**What is required:** In the listing that follows, how many lines contain "icon"? Give the number only.

**Data provided:**
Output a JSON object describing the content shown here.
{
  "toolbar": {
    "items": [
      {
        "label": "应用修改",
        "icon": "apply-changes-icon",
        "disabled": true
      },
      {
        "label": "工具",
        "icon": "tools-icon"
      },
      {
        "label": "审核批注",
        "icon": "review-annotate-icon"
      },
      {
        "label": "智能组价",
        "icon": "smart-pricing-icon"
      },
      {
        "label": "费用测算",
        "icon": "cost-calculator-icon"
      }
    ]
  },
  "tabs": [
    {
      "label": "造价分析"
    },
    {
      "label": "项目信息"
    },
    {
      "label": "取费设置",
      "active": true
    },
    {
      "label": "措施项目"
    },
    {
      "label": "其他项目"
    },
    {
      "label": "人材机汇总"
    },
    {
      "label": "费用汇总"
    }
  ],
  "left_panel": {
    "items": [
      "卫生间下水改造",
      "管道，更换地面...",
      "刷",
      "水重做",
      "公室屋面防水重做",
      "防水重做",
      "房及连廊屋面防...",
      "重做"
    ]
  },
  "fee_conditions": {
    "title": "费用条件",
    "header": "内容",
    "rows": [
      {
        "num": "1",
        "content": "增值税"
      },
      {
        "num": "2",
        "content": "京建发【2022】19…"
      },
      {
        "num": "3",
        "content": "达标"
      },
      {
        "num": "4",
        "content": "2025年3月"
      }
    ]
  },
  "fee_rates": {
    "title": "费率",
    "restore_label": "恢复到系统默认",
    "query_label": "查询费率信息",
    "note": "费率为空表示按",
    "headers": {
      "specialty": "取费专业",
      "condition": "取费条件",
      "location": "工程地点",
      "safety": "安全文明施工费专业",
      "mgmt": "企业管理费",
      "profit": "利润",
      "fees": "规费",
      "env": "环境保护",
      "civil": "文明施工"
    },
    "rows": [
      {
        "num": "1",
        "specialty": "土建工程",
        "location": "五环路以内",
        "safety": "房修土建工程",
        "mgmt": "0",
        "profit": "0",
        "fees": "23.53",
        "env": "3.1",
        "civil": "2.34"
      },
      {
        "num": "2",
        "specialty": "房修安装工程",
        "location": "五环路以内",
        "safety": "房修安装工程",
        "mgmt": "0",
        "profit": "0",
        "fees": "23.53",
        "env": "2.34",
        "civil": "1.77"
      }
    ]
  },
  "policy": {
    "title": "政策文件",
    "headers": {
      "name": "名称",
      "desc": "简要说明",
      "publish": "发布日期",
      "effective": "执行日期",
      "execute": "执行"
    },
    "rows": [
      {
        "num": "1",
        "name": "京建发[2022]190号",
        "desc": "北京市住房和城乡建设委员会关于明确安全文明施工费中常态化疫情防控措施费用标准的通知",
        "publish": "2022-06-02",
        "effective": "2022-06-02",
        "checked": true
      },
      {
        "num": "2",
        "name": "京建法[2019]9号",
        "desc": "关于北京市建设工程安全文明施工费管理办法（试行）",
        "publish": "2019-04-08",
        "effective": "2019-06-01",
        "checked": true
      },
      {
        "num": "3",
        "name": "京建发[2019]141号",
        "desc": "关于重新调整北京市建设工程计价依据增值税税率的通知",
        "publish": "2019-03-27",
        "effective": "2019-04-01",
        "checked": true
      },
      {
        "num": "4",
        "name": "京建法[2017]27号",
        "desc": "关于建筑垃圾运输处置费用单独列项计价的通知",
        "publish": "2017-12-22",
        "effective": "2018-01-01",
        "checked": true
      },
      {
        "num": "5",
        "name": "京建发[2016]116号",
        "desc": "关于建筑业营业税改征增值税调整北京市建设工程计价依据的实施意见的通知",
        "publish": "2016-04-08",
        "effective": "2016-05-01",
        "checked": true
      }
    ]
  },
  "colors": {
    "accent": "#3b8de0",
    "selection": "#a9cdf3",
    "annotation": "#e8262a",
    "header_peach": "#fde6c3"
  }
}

**Answer to this exercise:** 5